* TASK DETAILS
Can you carry on the excerpt about zero prediction in pooling windows from its last sentence?

* EXCERPT PROVIDED
━━━━━━━━━━

With the compute ordering technique applied, if some elements within a window have already been determined to be 0’s, the other remaining elements are likely to be 0’s; so that the operations involved in computing them can be skipped effectively by predicting the resulting bit to 0. Such prediction may become more accurate if the bit resulting from the adjacent window is also 0. Figure 4 illustrates the concept of this technique. Here, the bit resulting from the adjacent window is 0 and $\tau$ elements in the current window have already been determined to be 0’s, where the window size is $s\times s$ and $\tau \in \left\{1,\cdots ,s^2\right\}$. Since the $s^2-\tau$ elements remaining in the current window are located between the elements of 0’s belonging to the two adjoining windows, they are likely to be 0’s based on the spatial locality, as illustrated in the figure. Therefore, the resulting bit can be predicted to be 0, and the remaining operations can be skipped. Lines 19–21 in Algorithm 1 describes the zero prediction, where the number of the elements that have been computed within the window, denoted by $\theta$, is compared with $\tau$.

Algorithm 1 Block processing flow in TORRES, where $\mathcal{B}\triangleq \left\{0,1\right\}$, and $\mathcal{N}$ and $\mathcal{Z}$ are the natural and integer number sets, respectively

It is worth noting that the prediction relies on the bit resulting from the adjacent window, which could also have been a predicted one. Thus, a misprediction could propagate through windows. To limit the propagation of misprediction, the prediction is not performed for the last window for each series of $\eta$ windows with $\eta >1$, as described by Line 19 in Algorithm 1, where % represents the modulo operation.

Noteworthy remarks are followed.

• To find the spatial locality, the proposed scheme is designed to consider only one adjacent window located to the immediate left of the current window. According to the processing flow in Algorithm 1, this window corresponds to the previous window that has been processed just before the current window for the feature map in a channel. If more windows neighboring the current window were considered, the locality could be found more meticulously. However, it may incur a substantial complexity to find the spatial locality by considering more windows, which may lead to a prohibitive resource overhead for the implementation.
• In the compute ordering technique, the ordering complexity increases with the window size. Therefore, the resource overhead may be considerable for the implementation of the technique to support larger windows. However, in practical BCNN models, such as those presented in [3,14,18,19], the pooling window size is not usually so large since there may be a drastic loss of features through a large pooling window. The ordering for such a small window as illustrated in Figure 3 involves low complexity with only a few cases.

━━━━━━━━━━

Page element annotations
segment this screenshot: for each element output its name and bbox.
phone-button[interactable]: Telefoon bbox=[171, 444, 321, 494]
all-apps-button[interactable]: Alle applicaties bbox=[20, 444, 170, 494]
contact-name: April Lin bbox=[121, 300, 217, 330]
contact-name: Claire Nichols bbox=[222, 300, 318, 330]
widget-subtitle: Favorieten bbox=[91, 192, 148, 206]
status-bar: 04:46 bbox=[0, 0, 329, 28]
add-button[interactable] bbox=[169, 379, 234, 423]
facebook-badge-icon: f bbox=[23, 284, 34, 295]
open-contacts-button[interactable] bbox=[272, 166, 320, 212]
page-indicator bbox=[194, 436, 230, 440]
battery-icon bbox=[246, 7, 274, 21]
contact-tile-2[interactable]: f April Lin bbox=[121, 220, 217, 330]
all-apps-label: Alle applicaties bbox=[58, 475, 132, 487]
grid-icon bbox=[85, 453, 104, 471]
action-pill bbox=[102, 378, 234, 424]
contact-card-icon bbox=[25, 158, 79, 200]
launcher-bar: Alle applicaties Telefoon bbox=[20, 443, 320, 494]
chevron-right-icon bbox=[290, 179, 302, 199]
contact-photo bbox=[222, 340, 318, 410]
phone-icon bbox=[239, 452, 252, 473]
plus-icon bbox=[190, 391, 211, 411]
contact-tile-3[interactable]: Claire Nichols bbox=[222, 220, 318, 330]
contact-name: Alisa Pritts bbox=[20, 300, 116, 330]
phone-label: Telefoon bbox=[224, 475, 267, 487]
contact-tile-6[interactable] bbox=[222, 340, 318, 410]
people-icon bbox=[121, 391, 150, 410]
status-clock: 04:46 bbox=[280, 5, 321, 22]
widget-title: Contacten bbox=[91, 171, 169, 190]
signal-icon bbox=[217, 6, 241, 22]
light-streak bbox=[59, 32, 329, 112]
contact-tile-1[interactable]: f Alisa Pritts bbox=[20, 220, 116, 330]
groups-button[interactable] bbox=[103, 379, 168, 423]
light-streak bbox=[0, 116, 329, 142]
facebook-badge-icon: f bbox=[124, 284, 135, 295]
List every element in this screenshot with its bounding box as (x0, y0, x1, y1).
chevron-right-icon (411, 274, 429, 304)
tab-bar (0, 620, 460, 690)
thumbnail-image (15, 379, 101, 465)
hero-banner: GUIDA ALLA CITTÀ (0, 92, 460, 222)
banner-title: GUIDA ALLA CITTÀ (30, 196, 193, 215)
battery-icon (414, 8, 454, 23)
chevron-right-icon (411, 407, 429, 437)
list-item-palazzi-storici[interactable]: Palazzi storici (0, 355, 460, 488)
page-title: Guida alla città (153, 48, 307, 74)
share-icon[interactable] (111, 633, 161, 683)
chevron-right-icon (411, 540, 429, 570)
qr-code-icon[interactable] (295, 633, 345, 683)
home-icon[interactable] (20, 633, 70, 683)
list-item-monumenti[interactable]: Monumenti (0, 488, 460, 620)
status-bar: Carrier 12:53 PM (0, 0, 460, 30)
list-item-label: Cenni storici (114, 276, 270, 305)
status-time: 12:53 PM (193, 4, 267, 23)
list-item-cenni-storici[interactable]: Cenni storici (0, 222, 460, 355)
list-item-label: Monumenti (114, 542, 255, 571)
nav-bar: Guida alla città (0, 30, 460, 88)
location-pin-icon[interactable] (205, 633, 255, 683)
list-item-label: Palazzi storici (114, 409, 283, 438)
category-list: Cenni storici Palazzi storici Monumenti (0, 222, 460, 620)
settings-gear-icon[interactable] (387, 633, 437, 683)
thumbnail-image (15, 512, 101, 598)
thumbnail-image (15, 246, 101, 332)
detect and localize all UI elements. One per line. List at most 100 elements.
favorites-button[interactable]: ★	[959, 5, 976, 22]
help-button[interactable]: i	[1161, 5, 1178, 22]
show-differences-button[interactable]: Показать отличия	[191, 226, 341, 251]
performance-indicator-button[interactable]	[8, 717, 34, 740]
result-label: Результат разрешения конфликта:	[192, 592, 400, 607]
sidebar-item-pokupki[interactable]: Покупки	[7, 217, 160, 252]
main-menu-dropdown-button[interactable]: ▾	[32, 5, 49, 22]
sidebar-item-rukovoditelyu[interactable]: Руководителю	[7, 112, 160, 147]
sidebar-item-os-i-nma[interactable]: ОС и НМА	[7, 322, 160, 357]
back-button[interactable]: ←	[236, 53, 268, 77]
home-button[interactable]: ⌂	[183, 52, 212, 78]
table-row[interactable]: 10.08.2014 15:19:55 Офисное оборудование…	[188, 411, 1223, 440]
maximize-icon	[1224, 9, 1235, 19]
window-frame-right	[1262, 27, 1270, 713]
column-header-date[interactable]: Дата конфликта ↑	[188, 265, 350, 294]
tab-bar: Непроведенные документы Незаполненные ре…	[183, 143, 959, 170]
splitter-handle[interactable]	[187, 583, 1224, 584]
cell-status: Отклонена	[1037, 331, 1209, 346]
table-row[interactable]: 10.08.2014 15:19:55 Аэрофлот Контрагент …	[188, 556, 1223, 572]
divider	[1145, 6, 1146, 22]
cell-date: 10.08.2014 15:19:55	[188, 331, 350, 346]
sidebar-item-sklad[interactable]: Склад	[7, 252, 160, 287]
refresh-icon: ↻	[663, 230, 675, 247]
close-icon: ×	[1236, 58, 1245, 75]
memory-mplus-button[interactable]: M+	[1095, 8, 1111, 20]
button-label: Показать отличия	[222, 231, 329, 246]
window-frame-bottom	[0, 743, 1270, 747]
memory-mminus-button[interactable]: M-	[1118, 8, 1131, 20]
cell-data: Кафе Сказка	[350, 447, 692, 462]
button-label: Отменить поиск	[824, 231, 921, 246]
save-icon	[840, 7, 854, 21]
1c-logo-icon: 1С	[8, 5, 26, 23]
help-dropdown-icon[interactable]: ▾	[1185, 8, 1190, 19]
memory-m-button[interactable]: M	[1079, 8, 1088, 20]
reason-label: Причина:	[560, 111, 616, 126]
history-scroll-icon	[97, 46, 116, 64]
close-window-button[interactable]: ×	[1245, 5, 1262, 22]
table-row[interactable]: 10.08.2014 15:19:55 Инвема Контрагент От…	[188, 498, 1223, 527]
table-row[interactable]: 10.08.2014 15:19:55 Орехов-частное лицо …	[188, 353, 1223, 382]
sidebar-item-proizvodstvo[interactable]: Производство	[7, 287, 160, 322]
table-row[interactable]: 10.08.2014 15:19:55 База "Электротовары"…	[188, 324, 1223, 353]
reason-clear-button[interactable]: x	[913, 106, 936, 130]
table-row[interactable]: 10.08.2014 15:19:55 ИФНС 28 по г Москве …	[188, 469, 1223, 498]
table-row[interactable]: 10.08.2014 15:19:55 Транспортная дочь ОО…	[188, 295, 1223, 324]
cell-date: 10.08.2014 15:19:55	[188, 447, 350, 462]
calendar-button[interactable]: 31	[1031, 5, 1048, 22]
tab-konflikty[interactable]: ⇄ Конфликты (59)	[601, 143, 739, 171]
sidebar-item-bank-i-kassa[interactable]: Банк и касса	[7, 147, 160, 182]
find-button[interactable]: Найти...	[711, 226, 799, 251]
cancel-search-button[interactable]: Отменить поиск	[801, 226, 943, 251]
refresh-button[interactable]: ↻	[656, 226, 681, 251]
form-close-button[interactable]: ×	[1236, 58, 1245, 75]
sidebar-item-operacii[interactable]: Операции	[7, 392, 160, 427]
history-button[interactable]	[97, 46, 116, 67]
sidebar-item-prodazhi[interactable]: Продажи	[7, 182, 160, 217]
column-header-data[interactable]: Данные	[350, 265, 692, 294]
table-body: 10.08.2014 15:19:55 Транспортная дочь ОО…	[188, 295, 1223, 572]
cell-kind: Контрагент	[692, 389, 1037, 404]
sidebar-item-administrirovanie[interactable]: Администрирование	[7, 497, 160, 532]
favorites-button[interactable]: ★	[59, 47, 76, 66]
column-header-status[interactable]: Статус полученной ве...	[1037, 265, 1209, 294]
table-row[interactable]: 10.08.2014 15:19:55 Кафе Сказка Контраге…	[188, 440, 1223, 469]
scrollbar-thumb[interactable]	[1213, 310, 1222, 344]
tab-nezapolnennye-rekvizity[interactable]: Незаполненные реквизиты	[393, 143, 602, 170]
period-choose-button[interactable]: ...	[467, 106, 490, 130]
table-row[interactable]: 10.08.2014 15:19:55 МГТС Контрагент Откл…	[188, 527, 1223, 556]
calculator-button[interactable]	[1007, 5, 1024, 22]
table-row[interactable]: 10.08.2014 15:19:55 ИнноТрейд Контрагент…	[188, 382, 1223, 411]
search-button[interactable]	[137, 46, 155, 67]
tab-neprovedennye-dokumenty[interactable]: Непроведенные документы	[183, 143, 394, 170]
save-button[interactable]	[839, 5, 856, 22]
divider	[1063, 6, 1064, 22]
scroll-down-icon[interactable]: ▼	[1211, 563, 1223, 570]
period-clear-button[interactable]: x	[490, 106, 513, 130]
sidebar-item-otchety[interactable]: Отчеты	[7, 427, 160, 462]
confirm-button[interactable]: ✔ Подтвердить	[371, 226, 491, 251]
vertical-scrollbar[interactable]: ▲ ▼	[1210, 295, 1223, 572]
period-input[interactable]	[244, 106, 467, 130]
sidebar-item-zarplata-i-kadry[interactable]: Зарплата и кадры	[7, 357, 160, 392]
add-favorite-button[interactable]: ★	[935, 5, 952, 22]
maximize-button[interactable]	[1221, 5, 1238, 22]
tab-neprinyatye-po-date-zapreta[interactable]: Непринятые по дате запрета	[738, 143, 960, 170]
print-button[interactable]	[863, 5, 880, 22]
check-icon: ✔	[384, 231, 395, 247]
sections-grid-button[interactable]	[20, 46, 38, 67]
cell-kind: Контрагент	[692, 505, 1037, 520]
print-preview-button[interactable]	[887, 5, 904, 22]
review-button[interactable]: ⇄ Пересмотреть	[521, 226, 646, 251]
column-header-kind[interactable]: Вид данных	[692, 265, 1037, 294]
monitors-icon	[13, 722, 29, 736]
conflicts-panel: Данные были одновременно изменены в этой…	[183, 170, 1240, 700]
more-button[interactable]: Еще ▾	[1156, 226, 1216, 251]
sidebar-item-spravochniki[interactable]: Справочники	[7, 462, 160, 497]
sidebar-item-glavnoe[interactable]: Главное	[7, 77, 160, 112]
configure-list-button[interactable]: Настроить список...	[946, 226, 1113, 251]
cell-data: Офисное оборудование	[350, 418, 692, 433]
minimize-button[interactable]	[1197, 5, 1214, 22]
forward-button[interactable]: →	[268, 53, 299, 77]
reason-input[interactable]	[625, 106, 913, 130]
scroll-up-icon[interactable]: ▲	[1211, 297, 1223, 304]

━━━━━━━━━━

* ANSWER FOR THIS EXERCISE
• There are two parameters of the zero-prediction technique: $\tau$ and $\eta$. Configured for each block-processing, these parameters can be used to control the effects on the inference results as well as the number of operations to be skipped. More specifically, configuring them to smaller values results in a greater deviation of the inference results from those obtained without applying the technique of skipping more operations.

The BCNN models can be trained using a regularization technique to skip more operations. If more elements were determined to be 0’s in the output feature maps, we would have fewer opportunities for skipping operations. This is because the threshold-based and pooling-based schemes can skip operations with respect to the elements to be 1’s. Motivated by this, the loss to be minimized by the training process is modified by adding a regularization term to penalize such situations that there are many 0’s in the output feature maps, as expressed below.

$$L+\omega ·{\sum }_{i\in \{0,\cdots ,N-1\}}{\sum }_{(x,y,z)\in {\mathbf{U}}^{\left(i\right)}}\left(1-O_{x,y,z}^{\left(i\right)}\right),$$

(3)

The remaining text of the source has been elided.